(Stored items)
────────────────

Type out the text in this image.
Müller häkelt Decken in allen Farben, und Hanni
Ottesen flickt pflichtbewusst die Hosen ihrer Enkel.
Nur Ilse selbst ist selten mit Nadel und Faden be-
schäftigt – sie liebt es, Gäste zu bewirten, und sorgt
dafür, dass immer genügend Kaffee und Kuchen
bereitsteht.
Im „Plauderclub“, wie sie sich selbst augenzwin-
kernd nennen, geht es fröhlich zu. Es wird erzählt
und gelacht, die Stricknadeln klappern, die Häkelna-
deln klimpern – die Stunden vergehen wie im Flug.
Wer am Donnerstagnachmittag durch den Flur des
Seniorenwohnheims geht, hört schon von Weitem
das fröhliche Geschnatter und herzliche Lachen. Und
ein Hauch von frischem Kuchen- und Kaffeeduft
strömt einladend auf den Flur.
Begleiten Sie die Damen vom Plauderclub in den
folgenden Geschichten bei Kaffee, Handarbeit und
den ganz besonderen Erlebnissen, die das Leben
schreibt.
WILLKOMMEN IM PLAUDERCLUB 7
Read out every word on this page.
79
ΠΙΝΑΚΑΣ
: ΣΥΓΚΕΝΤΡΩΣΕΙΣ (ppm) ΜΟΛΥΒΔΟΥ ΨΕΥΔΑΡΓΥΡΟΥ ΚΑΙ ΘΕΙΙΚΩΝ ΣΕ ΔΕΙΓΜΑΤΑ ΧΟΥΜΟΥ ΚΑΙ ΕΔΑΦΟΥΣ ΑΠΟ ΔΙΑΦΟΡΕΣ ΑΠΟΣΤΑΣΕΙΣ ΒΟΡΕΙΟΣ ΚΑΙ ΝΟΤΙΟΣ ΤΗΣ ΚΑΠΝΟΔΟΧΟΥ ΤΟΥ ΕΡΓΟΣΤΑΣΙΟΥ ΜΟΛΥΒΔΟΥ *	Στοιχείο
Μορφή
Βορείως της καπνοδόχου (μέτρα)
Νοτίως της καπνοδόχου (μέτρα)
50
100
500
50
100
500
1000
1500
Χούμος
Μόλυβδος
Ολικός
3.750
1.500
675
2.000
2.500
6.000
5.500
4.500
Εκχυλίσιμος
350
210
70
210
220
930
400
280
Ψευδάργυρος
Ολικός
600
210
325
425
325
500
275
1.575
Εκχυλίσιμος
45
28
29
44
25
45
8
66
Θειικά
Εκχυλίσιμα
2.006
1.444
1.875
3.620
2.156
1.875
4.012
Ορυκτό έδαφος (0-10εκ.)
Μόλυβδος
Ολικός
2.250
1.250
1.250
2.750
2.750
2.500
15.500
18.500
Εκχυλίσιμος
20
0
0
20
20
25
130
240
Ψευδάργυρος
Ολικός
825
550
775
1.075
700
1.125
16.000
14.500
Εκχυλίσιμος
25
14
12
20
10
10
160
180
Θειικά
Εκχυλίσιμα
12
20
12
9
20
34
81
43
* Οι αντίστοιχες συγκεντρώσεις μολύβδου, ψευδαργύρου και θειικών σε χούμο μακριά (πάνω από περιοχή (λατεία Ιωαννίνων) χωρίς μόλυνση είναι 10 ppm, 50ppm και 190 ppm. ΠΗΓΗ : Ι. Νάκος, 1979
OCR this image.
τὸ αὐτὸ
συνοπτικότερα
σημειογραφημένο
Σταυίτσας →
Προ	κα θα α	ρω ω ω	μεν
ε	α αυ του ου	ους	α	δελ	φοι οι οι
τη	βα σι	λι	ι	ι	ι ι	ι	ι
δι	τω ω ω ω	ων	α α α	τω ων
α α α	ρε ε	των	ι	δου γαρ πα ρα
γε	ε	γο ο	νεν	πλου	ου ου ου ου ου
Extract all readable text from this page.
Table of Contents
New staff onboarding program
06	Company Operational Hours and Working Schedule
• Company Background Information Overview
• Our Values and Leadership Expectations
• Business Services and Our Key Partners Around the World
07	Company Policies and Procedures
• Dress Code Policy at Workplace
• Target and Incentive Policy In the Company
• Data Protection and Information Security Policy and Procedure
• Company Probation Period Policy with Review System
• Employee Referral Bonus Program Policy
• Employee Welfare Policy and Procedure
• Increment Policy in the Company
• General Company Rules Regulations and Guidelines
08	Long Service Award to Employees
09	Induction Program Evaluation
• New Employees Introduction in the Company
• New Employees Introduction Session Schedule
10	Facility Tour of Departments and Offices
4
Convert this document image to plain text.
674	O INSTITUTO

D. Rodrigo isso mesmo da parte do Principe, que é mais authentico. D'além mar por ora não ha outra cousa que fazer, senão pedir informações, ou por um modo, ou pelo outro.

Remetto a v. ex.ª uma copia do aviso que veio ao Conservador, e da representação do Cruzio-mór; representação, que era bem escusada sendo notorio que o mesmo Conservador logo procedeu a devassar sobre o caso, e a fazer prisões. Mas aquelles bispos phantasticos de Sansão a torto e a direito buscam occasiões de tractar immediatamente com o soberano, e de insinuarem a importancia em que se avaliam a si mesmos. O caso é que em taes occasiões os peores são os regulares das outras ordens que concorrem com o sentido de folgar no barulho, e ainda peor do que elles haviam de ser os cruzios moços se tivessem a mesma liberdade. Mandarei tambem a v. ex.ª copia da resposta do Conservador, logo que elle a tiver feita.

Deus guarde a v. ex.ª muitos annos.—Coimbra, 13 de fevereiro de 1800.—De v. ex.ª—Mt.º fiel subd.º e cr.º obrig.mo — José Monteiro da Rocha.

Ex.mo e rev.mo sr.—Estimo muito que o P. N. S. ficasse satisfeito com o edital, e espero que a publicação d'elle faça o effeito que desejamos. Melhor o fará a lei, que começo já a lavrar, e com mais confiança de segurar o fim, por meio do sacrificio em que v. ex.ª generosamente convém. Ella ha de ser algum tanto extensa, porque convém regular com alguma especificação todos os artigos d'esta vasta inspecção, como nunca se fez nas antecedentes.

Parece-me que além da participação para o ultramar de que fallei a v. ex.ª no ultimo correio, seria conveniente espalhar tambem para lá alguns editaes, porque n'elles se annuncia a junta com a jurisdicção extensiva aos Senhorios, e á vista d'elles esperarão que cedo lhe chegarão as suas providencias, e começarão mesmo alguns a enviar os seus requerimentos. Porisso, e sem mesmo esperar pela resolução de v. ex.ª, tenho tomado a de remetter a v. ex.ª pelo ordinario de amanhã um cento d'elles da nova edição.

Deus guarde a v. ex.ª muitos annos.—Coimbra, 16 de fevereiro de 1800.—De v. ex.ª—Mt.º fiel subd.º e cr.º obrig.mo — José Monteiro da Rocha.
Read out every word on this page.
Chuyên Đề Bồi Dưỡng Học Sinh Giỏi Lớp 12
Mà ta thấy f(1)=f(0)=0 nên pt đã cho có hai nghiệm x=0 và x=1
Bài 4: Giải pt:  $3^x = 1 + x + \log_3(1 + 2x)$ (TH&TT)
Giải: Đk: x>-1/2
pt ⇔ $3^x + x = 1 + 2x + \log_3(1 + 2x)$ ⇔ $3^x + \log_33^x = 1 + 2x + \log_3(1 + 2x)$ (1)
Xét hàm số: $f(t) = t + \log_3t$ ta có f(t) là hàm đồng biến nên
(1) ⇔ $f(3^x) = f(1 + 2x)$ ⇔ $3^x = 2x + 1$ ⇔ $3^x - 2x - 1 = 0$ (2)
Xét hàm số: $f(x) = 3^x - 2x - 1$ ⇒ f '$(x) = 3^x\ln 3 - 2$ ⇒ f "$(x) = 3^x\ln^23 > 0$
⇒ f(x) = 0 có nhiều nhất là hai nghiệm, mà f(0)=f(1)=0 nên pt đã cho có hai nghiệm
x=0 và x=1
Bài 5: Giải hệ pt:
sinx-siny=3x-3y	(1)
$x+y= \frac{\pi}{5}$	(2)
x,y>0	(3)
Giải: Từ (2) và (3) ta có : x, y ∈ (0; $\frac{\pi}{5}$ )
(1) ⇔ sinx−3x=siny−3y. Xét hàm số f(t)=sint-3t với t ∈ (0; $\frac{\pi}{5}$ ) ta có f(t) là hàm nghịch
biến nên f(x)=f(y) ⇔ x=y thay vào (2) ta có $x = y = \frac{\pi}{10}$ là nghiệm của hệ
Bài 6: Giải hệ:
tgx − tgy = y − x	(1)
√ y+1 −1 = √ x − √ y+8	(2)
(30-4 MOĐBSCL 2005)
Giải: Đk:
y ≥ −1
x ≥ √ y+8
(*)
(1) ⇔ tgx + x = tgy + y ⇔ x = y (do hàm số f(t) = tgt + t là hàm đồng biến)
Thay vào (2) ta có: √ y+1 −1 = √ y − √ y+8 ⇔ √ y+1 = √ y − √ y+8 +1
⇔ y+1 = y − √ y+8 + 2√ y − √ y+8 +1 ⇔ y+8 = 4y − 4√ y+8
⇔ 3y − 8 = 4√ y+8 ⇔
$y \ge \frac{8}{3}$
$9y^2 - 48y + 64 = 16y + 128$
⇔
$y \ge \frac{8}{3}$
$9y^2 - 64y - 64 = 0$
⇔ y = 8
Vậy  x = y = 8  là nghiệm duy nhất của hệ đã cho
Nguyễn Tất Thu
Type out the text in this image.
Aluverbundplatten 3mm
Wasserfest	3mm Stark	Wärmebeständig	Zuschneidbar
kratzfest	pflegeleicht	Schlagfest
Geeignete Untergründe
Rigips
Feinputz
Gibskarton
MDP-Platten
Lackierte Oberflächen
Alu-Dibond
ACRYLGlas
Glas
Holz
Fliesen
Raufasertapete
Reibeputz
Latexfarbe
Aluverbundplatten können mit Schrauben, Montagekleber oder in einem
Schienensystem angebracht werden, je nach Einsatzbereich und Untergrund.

────────────────

- What is expected:
Work through the listing above and report how many lines include the string "Flur", with no other text.

- Expected answer:
2